SUPPLIED RECORDS:
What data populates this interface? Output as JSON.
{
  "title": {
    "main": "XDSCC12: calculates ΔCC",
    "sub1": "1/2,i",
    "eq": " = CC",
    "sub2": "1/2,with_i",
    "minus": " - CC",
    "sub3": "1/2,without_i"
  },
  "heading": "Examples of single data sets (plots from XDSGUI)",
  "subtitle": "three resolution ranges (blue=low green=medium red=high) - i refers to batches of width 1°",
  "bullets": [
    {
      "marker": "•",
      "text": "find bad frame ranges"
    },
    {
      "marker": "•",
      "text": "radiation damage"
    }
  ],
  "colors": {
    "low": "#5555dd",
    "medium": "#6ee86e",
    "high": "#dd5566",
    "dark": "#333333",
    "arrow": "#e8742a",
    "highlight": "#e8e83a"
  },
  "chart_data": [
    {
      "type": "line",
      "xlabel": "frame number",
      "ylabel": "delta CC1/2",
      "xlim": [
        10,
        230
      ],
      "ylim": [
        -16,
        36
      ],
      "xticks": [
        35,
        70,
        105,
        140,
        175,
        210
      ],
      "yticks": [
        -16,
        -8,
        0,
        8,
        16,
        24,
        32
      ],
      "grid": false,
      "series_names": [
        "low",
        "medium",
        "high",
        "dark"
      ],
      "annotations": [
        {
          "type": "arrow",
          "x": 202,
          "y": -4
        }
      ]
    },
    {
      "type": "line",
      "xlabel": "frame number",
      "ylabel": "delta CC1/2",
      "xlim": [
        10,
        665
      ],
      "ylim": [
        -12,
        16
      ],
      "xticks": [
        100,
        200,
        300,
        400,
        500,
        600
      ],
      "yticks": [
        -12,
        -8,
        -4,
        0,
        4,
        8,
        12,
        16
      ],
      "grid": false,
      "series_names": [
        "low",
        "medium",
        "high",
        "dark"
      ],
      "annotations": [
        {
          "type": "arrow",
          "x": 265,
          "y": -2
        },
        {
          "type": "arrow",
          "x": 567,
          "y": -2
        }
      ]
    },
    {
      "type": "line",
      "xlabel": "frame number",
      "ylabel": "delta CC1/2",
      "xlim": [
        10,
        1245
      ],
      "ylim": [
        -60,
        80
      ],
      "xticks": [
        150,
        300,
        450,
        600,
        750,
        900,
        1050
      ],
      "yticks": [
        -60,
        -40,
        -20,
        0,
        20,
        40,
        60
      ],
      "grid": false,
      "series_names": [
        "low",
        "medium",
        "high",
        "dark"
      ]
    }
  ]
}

EXERCISE TASK: Go over the data above and copy every line that has the word "text" in it.

ANSWER FOR THE TASK:
      "text": "find bad frame ranges"
      "text": "radiation damage"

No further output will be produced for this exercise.